Data entries:
-=-=-=-=-
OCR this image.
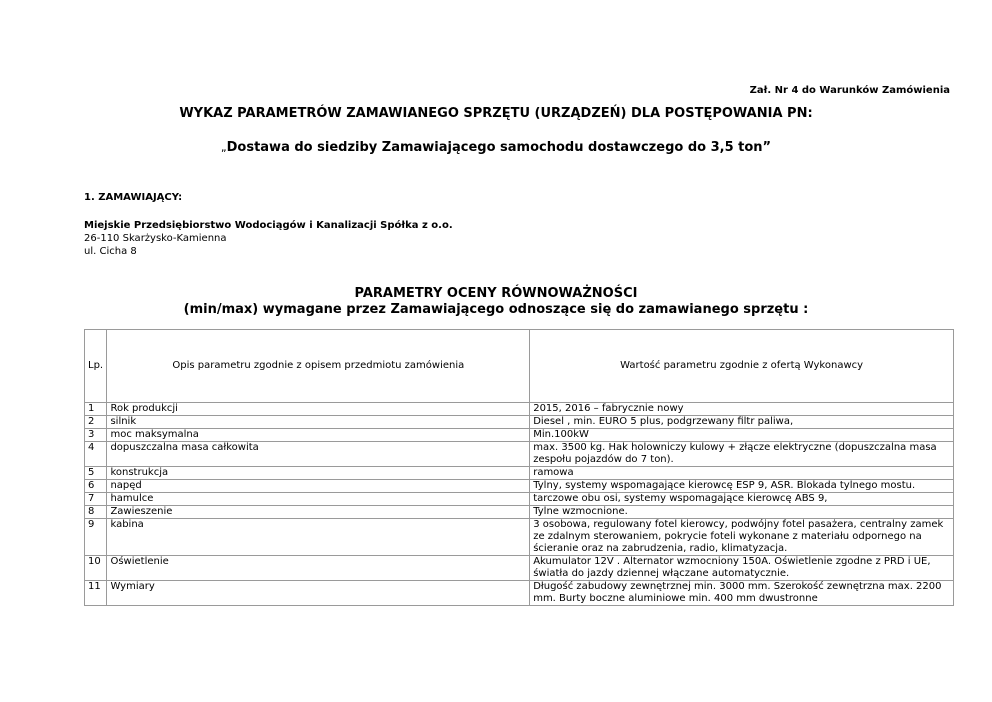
Zał. Nr 4 do Warunków Zamówienia
WYKAZ PARAMETRÓW ZAMAWIANEGO SPRZĘTU (URZĄDZEŃ) DLA POSTĘPOWANIA PN:
„Dostawa do siedziby Zamawiającego samochodu dostawczego do 3,5 ton”
1. ZAMAWIAJĄCY:
Miejskie Przedsiębiorstwo Wodociągów i Kanalizacji Spółka z o.o.
26-110 Skarżysko-Kamienna
ul. Cicha 8
PARAMETRY OCENY RÓWNOWAŻNOŚCI
(min/max) wymagane przez Zamawiającego odnoszące się do zamawianego sprzętu :
Lp.	Opis parametru zgodnie z opisem przedmiotu zamówienia	Wartość parametru zgodnie z ofertą Wykonawcy
1	Rok produkcji	2015, 2016 – fabrycznie nowy
2	silnik	Diesel , min. EURO 5 plus, podgrzewany filtr paliwa,
3	moc maksymalna	Min.100kW
4	dopuszczalna masa całkowita	max. 3500 kg. Hak holowniczy kulowy + złącze elektryczne (dopuszczalna masa zespołu pojazdów do 7 ton).
5	konstrukcja	ramowa
6	napęd	Tylny, systemy wspomagające kierowcę ESP 9, ASR. Blokada tylnego mostu.
7	hamulce	tarczowe obu osi, systemy wspomagające kierowcę ABS 9,
8	Zawieszenie	Tylne wzmocnione.
9	kabina	3 osobowa, regulowany fotel kierowcy, podwójny fotel pasażera, centralny zamek ze zdalnym sterowaniem, pokrycie foteli wykonane z materiału odpornego na ścieranie oraz na zabrudzenia, radio, klimatyzacja.
10	Oświetlenie	Akumulator 12V . Alternator wzmocniony 150A. Oświetlenie zgodne z PRD i UE, światła do jazdy dziennej włączane automatycznie.
11	Wymiary	Długość zabudowy zewnętrznej min. 3000 mm. Szerokość zewnętrzna max. 2200 mm. Burty boczne aluminiowe min. 400 mm dwustronne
-=-=-=-=-
=== Exercise ===
Repeat the entries exactly. Pictures are excluded from the copy.

=== Solution to the exercise ===
OCR this image.
Zał. Nr 4 do Warunków Zamówienia
WYKAZ PARAMETRÓW ZAMAWIANEGO SPRZĘTU (URZĄDZEŃ) DLA POSTĘPOWANIA PN:
„Dostawa do siedziby Zamawiającego samochodu dostawczego do 3,5 ton”
1. ZAMAWIAJĄCY:
Miejskie Przedsiębiorstwo Wodociągów i Kanalizacji Spółka z o.o.
26-110 Skarżysko-Kamienna
ul. Cicha 8
PARAMETRY OCENY RÓWNOWAŻNOŚCI
(min/max) wymagane przez Zamawiającego odnoszące się do zamawianego sprzętu :
Lp.	Opis parametru zgodnie z opisem przedmiotu zamówienia	Wartość parametru zgodnie z ofertą Wykonawcy
1	Rok produkcji	2015, 2016 – fabrycznie nowy
2	silnik	Diesel , min. EURO 5 plus, podgrzewany filtr paliwa,
3	moc maksymalna	Min.100kW
4	dopuszczalna masa całkowita	max. 3500 kg. Hak holowniczy kulowy + złącze elektryczne (dopuszczalna masa zespołu pojazdów do 7 ton).
5	konstrukcja	ramowa
6	napęd	Tylny, systemy wspomagające kierowcę ESP 9, ASR. Blokada tylnego mostu.
7	hamulce	tarczowe obu osi, systemy wspomagające kierowcę ABS 9,
8	Zawieszenie	Tylne wzmocnione.
9	kabina	3 osobowa, regulowany fotel kierowcy, podwójny fotel pasażera, centralny zamek ze zdalnym sterowaniem, pokrycie foteli wykonane z materiału odpornego na ścieranie oraz na zabrudzenia, radio, klimatyzacja.
10	Oświetlenie	Akumulator 12V . Alternator wzmocniony 150A. Oświetlenie zgodne z PRD i UE, światła do jazdy dziennej włączane automatycznie.
11	Wymiary	Długość zabudowy zewnętrznej min. 3000 mm. Szerokość zewnętrzna max. 2200 mm. Burty boczne aluminiowe min. 400 mm dwustronne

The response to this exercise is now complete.